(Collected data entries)
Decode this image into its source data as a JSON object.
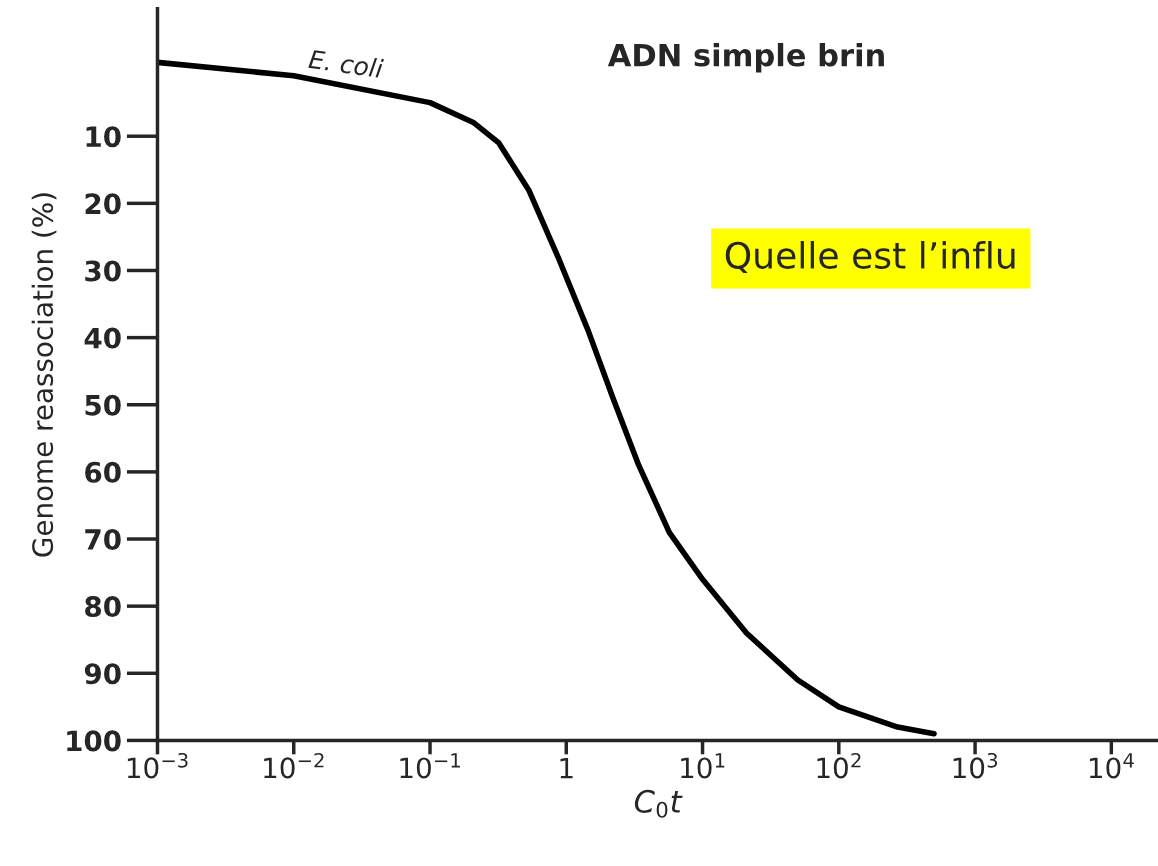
{
  "chart_data": {
    "type": "line",
    "title": "ADN simple brin",
    "xlabel": "C$_{0}$t",
    "ylabel": "Genome reassociation (%)",
    "log": "x",
    "grid": false,
    "legend": false,
    "marker": "none",
    "line_style": "solid",
    "xlim": [
      0.001,
      22000
    ],
    "ylim": [
      100,
      -9
    ],
    "xticks": [
      {
        "value": 0.001,
        "label": "10$^{−3}$"
      },
      {
        "value": 0.01,
        "label": "10$^{−2}$"
      },
      {
        "value": 0.1,
        "label": "10$^{−1}$"
      },
      1,
      {
        "value": 10,
        "label": "10$^{1}$"
      },
      {
        "value": 100,
        "label": "10$^{2}$"
      },
      {
        "value": 1000,
        "label": "10$^{3}$"
      },
      {
        "value": 10000,
        "label": "10$^{4}$"
      }
    ],
    "yticks": [
      10,
      20,
      30,
      40,
      50,
      60,
      70,
      80,
      90,
      100
    ],
    "series": [
      {
        "color": "#000000",
        "x": [
          0.001,
          0.01,
          0.1,
          0.21,
          0.32,
          0.53,
          0.87,
          1.45,
          2.2,
          3.4,
          5.7,
          10,
          21,
          50,
          100,
          270,
          500
        ],
        "values": [
          -1,
          1,
          5,
          8,
          11,
          18,
          28,
          39,
          49,
          59,
          69,
          76,
          84,
          91,
          95,
          98,
          99
        ]
      }
    ],
    "annotations": [
      "E. coli",
      "Quelle est l’influ"
    ]
  }
}
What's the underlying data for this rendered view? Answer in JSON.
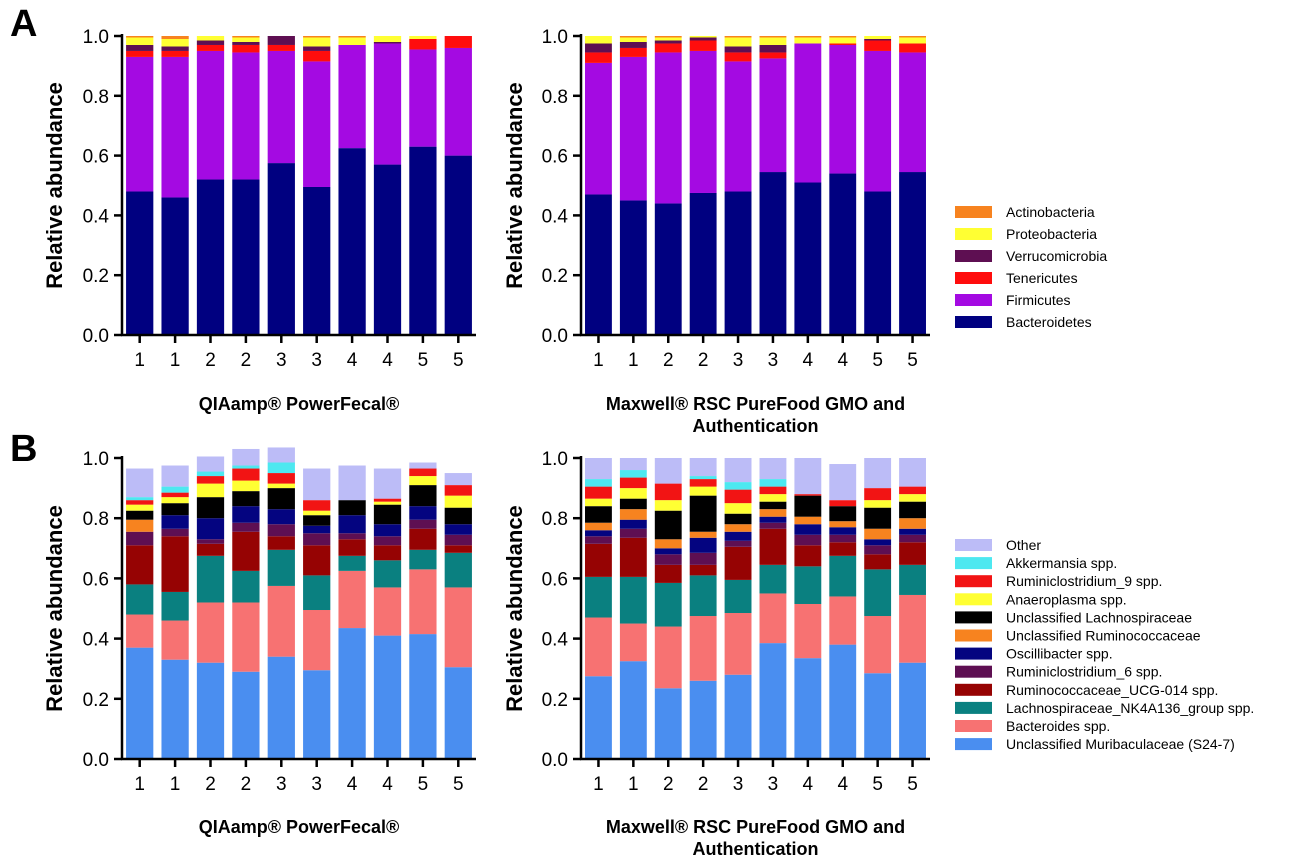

> [Exercise instructions]:
Could all the data above be given again exactly, leaving out its images?

> [Exercise response]:
Decode this image into its source data as a JSON object.
{
  "chart_data": {
    "type": "line",
    "title": "ADN simple brin",
    "xlabel": "C$_{0}$t",
    "ylabel": "Genome reassociation (%)",
    "log": "x",
    "grid": false,
    "legend": false,
    "marker": "none",
    "line_style": "solid",
    "xlim": [
      0.001,
      22000
    ],
    "ylim": [
      100,
      -9
    ],
    "xticks": [
      {
        "value": 0.001,
        "label": "10$^{−3}$"
      },
      {
        "value": 0.01,
        "label": "10$^{−2}$"
      },
      {
        "value": 0.1,
        "label": "10$^{−1}$"
      },
      1,
      {
        "value": 10,
        "label": "10$^{1}$"
      },
      {
        "value": 100,
        "label": "10$^{2}$"
      },
      {
        "value": 1000,
        "label": "10$^{3}$"
      },
      {
        "value": 10000,
        "label": "10$^{4}$"
      }
    ],
    "yticks": [
      10,
      20,
      30,
      40,
      50,
      60,
      70,
      80,
      90,
      100
    ],
    "series": [
      {
        "color": "#000000",
        "x": [
          0.001,
          0.01,
          0.1,
          0.21,
          0.32,
          0.53,
          0.87,
          1.45,
          2.2,
          3.4,
          5.7,
          10,
          21,
          50,
          100,
          270,
          500
        ],
        "values": [
          -1,
          1,
          5,
          8,
          11,
          18,
          28,
          39,
          49,
          59,
          69,
          76,
          84,
          91,
          95,
          98,
          99
        ]
      }
    ],
    "annotations": [
      "E. coli",
      "Quelle est l’influ"
    ]
  }
}
What's the underlying data for this rendered view? Answer in JSON.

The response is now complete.